EXTRAIT FOURNI.

⟨

Sur les traces et dans la lignée du sage Rav Simlaï, un amora qui, au IIIème siècle, énonça l’existence des 613 mitsvoth qui régissent la vie juive, Francis Weill décortique avec finesse, subtilité et érudition, les dix commandements, les dix paroles, à la découverte de l’éthique juive.
Sa belle démonstration est émaillée d’anecdotes savoureuses et de citations choisies qui montrent avec brio que le judaïsme, loin d’être monolithique, est tout en nuances. L’exemple des écoles d’Hillel, plus tolérant, et de Shammaï, plus rigoureux, en est l’illustration la plus probante. « Les paroles des uns et les paroles des autres sont toutes des paroles émanées du Dieu vivant »
Chacune des dix paroles, de « Je suis IHVH ta puissance qui t’ai fait sortir du pays d’Égypte, d’une maison d’esclavage » à « Ne convoite pas la maison de ton prochain ; ne convoite pas la femme de ton prochain, ni son esclave ni sa servante, ni son bœuf ni son âne, ni rien de ce qui est à ton prochain » est examinée dans les moindres détails pour en extraire la substantifique moelle, les enseignements les plus édifiants.
L’accent est mis sur la flexibilité et la souplesse du judaïsme qui, au contraire de certains présupposés, a su, à travers l’Histoire, s’adapter en modifiant, voire en annulant certaines pratiques comme la polygamie ou le lévirat. Car, affirme le Talmud (Traité Baba Batra) : « Ce qu’un tribunal rabbinique a décidé, un autre peut le défaire, s’il est supérieur en nombre et en sagesse »
Des développements édifiants concernent la position du judaïsme sur les problèmes les plus actuels : greffes d’organes, contraception, procréation assistée, mariage des mineurs, euthanasie, homosexualité, zoophilie, inceste, prostitution, peine capitale…
Tout au long de l’ouvrage, Francis Weill nous montre, exemples à l’appui, combien le judaïsme a été en avance sur son temps dans les domaines les plus divers : droit du travail, protection sociale, indépendance des magistrats, « sécurité sociale », gestion du « troisième âge », droits des malades et des handicapés, droits des étrangers, écologie, défense des animaux, problèmes posés par les organismes génétiquement modifiés.
On lira avec intérêt les considérations relatives à la fameuse « Loi du Talion », si injustement commentée par les adversaires du judaïsme parce que mal traduite et mal interprétée alors qu’elle contient les bases de la notion moderne de réparation d’un préjudice.

⟩

CONSIGNES DE TRAVAIL.
(a) Dans le compte rendu sur l'éthique juive, quel traité du Talmud est cité au sujet des décisions d'un tribunal rabbinique ?
(b) Restituez sous forme de liste numérotée, sans les lignes vides, les entrées depuis leur début jusqu'à la ligne contenant "The threaded insert 24 is at (235, 448).", celle-ci comprise. Laissez les images de côté.
Le texte et les entrées sont sans rapport l'un avec l'autre.

(Une série d'entrées)
⟨

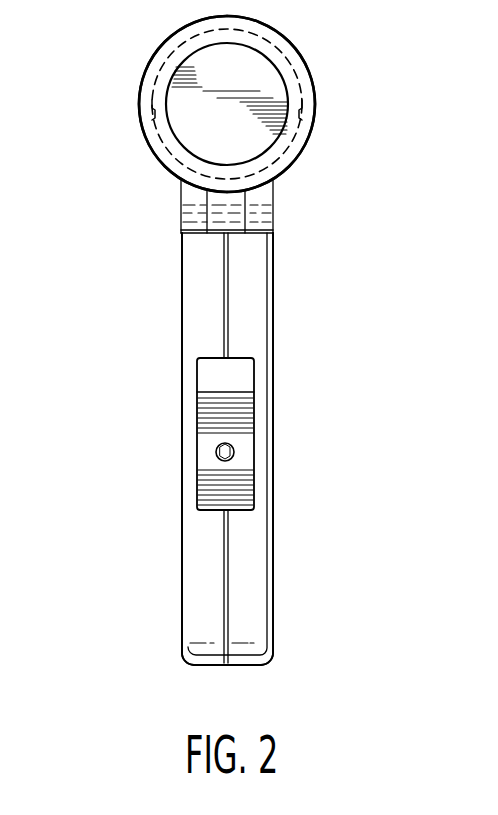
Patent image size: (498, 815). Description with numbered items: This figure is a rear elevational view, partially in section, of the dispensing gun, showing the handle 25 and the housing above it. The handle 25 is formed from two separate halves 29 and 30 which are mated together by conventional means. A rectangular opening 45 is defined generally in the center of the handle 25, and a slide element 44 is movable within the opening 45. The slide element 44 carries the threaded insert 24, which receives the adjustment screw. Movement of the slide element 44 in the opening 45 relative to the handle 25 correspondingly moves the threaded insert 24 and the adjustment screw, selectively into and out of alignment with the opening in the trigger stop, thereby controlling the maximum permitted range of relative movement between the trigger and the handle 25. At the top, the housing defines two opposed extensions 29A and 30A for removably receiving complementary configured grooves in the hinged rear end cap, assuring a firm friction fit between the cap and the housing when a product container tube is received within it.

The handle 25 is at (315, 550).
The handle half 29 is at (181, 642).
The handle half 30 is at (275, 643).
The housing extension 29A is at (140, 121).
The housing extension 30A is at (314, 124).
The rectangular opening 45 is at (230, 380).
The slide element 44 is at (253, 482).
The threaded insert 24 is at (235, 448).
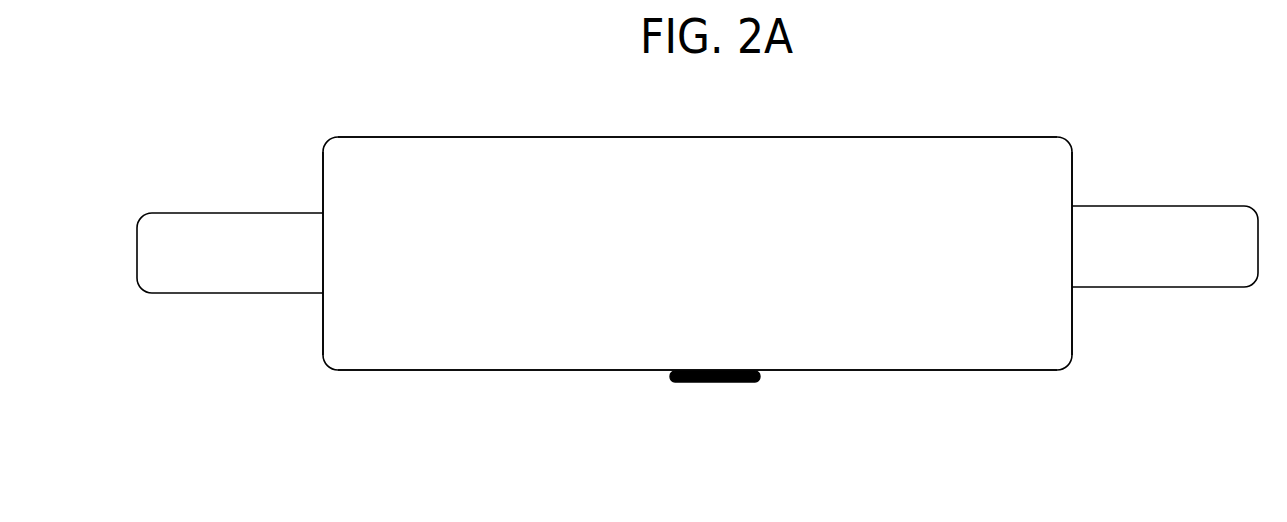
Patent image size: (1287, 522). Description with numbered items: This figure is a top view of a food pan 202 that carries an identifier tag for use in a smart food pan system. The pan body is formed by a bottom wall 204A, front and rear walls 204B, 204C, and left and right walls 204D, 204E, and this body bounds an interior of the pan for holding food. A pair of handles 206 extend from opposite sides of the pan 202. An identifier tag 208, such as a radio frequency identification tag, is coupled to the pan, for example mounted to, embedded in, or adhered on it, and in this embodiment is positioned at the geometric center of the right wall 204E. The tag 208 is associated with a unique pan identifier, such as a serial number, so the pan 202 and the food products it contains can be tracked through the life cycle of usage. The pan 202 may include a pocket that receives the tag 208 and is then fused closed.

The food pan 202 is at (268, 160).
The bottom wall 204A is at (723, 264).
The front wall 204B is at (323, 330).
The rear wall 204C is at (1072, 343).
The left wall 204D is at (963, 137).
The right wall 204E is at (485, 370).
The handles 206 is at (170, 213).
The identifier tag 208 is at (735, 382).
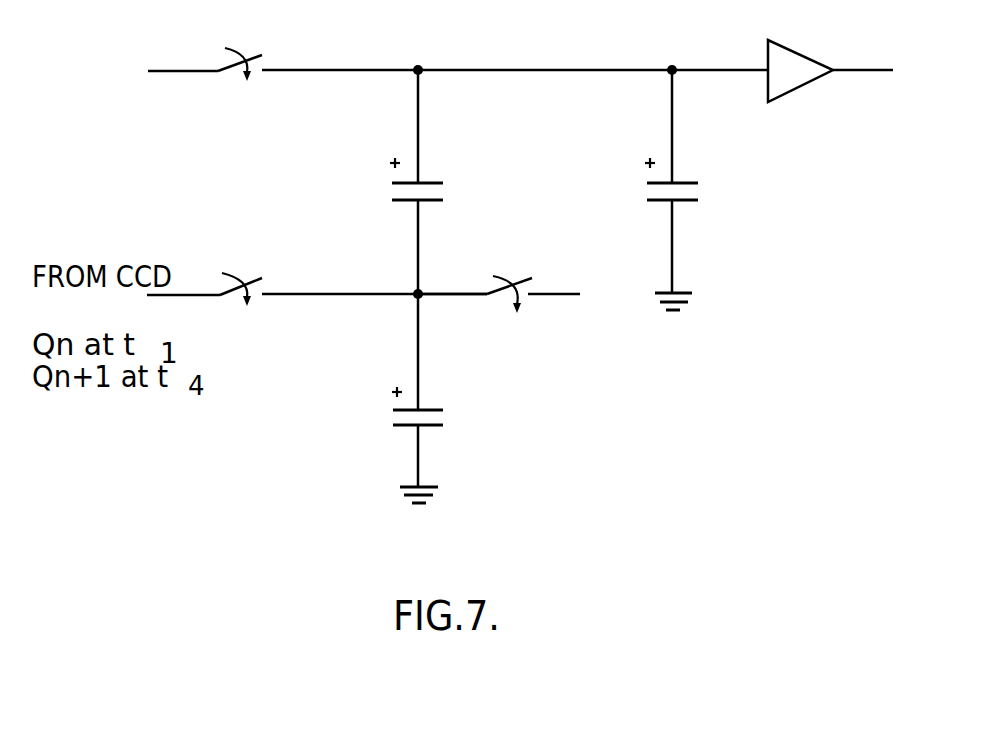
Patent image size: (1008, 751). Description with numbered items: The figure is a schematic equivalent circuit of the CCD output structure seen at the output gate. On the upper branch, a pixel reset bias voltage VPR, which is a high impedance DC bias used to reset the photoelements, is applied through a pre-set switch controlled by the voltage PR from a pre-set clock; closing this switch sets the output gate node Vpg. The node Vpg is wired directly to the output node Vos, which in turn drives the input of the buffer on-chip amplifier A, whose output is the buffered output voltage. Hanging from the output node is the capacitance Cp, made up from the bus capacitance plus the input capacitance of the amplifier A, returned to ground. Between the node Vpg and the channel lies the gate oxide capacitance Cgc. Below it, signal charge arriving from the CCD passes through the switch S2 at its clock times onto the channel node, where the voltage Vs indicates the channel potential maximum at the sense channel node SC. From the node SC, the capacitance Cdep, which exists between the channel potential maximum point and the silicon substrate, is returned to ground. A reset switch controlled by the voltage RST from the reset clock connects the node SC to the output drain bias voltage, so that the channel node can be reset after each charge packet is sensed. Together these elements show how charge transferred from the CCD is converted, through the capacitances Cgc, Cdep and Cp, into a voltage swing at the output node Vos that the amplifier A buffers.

⟩

RÉPONSES RÉDIGÉES.
(a) Le traité Baba Batra.

(b)
1. Patent image size: (498, 815). Description with numbered items: This figure is a rear elevational view, partially in section, of the dispensing gun, showing the handle 25 and the housing above it. The handle 25 is formed from two separate halves 29 and 30 which are mated together by conventional means. A rectangular opening 45 is defined generally in the center of the handle 25, and a slide element 44 is movable within the opening 45. The slide element 44 carries the threaded insert 24, which receives the adjustment screw. Movement of the slide element 44 in the opening 45 relative to the handle 25 correspondingly moves the threaded insert 24 and the adjustment screw, selectively into and out of alignment with the opening in the trigger stop, thereby controlling the maximum permitted range of relative movement between the trigger and the handle 25. At the top, the housing defines two opposed extensions 29A and 30A for removably receiving complementary configured grooves in the hinged rear end cap, assuring a firm friction fit between the cap and the housing when a product container tube is received within it.
2. The handle 25 is at (315, 550).
3. The handle half 29 is at (181, 642).
4. The handle half 30 is at (275, 643).
5. The housing extension 29A is at (140, 121).
6. The housing extension 30A is at (314, 124).
7. The rectangular opening 45 is at (230, 380).
8. The slide element 44 is at (253, 482).
9. The threaded insert 24 is at (235, 448).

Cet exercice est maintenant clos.